┌─ RECORD EXCERPTS
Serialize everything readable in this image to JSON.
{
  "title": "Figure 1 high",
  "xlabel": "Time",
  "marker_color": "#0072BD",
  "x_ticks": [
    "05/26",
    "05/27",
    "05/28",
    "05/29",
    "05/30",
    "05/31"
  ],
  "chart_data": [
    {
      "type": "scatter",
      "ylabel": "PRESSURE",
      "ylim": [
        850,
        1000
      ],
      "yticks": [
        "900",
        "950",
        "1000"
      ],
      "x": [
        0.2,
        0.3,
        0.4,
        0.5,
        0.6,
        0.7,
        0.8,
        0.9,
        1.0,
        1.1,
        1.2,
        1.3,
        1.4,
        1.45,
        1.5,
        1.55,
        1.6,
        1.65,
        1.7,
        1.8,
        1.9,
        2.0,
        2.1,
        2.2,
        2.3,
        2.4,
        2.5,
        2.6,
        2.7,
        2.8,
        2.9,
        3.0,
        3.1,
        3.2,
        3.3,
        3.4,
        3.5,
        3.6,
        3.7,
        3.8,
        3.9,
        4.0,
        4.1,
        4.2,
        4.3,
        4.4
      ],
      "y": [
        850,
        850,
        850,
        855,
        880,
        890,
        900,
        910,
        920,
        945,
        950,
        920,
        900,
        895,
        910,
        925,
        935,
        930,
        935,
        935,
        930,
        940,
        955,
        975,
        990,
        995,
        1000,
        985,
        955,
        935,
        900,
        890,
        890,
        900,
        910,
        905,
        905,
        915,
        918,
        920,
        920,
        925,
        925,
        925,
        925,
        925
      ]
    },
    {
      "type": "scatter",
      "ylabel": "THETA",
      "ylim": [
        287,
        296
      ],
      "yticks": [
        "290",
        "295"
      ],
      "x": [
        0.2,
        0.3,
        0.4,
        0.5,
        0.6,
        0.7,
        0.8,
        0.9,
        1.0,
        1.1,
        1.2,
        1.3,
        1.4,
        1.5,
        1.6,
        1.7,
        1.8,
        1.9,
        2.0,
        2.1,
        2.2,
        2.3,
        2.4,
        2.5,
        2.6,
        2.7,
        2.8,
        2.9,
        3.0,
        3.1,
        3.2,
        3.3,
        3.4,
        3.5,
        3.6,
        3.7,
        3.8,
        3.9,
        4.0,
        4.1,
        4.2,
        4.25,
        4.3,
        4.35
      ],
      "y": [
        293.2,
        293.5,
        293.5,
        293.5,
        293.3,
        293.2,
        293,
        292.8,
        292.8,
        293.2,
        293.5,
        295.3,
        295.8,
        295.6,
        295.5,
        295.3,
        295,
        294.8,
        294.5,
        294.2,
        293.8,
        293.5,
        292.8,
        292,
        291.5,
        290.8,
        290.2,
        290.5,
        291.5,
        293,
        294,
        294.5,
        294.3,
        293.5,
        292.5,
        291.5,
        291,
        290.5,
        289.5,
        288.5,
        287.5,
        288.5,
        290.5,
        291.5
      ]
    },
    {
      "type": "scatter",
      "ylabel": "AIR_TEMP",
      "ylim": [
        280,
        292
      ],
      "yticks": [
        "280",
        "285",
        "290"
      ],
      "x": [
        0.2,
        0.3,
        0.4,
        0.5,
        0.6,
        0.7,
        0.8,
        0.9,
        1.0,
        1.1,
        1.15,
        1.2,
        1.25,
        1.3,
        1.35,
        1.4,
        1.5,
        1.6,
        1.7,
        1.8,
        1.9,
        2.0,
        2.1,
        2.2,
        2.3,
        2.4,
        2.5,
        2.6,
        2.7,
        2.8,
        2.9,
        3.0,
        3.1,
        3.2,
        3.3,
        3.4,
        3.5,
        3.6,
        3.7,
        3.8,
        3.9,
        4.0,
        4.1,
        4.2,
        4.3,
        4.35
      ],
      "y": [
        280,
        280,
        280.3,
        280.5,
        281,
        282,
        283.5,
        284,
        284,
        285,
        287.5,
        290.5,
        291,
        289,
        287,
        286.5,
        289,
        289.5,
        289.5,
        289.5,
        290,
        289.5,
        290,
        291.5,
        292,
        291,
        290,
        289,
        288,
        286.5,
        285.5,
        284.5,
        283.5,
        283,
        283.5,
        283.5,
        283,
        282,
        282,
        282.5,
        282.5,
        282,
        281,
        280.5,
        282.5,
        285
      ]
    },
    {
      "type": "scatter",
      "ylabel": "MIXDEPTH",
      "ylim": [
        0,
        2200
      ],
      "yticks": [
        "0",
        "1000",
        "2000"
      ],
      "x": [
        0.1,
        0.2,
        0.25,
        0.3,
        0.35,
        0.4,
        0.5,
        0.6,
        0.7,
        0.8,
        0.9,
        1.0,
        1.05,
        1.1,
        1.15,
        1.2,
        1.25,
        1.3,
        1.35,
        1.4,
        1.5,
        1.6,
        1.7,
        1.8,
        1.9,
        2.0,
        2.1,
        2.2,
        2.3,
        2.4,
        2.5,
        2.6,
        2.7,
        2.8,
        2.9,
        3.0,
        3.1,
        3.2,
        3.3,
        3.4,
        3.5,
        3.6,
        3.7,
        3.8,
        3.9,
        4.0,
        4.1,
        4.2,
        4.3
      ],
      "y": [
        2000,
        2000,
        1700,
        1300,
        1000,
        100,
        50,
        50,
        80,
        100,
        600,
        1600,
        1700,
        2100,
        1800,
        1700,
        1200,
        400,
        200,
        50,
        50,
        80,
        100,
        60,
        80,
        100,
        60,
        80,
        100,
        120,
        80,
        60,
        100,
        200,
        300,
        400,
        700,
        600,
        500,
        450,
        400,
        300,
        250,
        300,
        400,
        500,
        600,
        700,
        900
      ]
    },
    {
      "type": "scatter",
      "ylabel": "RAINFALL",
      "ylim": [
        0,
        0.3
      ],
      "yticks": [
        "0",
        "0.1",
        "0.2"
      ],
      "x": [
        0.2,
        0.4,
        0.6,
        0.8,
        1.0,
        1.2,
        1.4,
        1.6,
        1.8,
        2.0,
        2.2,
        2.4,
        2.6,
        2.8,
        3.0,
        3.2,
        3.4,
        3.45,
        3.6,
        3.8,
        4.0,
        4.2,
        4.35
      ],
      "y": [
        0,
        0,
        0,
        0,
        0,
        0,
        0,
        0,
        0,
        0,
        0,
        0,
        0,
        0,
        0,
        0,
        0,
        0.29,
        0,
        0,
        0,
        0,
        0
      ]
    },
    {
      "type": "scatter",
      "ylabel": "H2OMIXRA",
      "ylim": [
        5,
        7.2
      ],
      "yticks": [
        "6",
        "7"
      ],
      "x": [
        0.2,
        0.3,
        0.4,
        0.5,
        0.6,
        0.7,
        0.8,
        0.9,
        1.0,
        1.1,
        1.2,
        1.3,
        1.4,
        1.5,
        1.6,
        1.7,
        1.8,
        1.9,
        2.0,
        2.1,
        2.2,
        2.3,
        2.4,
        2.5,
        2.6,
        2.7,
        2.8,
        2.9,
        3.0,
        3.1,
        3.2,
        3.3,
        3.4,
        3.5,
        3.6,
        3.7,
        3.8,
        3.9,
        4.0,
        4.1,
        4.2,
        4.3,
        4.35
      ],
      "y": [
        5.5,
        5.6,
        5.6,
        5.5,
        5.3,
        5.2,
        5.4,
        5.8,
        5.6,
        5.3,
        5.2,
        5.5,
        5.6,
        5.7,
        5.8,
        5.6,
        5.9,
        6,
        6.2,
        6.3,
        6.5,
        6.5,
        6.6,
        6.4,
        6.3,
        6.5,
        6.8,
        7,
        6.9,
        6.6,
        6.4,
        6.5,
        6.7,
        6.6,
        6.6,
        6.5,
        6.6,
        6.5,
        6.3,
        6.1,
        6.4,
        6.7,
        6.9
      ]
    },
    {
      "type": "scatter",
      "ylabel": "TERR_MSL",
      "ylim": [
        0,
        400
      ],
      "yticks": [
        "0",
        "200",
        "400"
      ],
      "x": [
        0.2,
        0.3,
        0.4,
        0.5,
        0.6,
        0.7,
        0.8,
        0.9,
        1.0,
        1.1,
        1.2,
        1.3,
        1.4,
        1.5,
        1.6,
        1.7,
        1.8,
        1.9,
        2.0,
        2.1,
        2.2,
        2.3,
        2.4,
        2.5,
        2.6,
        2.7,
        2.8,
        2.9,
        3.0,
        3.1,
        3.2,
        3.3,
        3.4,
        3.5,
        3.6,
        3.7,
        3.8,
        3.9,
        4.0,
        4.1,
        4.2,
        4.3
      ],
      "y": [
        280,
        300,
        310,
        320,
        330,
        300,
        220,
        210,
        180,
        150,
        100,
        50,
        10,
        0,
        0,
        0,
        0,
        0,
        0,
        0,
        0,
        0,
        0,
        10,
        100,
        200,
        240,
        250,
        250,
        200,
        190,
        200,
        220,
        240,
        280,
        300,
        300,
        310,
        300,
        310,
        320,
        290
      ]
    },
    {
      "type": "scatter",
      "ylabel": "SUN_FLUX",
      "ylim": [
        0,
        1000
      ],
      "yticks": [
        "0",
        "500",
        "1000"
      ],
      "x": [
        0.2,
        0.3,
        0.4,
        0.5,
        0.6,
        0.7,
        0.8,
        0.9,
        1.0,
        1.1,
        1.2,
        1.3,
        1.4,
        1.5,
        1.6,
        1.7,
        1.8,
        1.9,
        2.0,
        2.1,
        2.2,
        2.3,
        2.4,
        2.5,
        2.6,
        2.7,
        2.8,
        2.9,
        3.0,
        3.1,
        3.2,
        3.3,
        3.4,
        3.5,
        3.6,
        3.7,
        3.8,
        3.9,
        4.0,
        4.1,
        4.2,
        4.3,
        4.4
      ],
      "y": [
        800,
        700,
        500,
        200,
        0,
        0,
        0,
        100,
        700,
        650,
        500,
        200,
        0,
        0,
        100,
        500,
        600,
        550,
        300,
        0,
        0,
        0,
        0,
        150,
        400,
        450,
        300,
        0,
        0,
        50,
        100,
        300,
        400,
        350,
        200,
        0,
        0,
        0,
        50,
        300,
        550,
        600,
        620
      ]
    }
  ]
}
└─
WHAT THE TASK ASKS = Collect every line from the records above that contains the word "ylabel".

RESPONSE =
      "ylabel": "PRESSURE",
      "ylabel": "THETA",
      "ylabel": "AIR_TEMP",
      "ylabel": "MIXDEPTH",
      "ylabel": "RAINFALL",
      "ylabel": "H2OMIXRA",
      "ylabel": "TERR_MSL",
      "ylabel": "SUN_FLUX",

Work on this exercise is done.